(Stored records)
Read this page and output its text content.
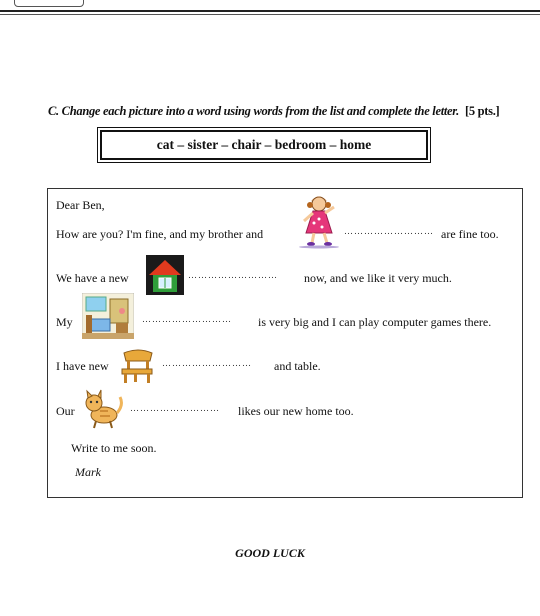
C. Change each picture into a word using words from the list and complete the letter. [5 pts.]
cat – sister – chair – bedroom – home
Dear Ben,
How are you? I'm fine, and my brother and	……………………… are fine too.
We have a new	……………………… now, and we like it very much.
My	……………………… is very big and I can play computer games there.
I have new	……………………… and table.
Our	……………………… likes our new home too.
Write to me soon.
Mark
GOOD LUCK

▶ **REQUIREMENTS**
Pictures in the records above should not be copied. Repeat everything else exactly.

▶ **COMPLETED EXERCISE**
Read this page and output its text content.
C. Change each picture into a word using words from the list and complete the letter. [5 pts.]
cat – sister – chair – bedroom – home
Dear Ben,
How are you? I'm fine, and my brother and	……………………… are fine too.
We have a new	……………………… now, and we like it very much.
My	……………………… is very big and I can play computer games there.
I have new	……………………… and table.
Our	……………………… likes our new home too.
Write to me soon.
Mark
GOOD LUCK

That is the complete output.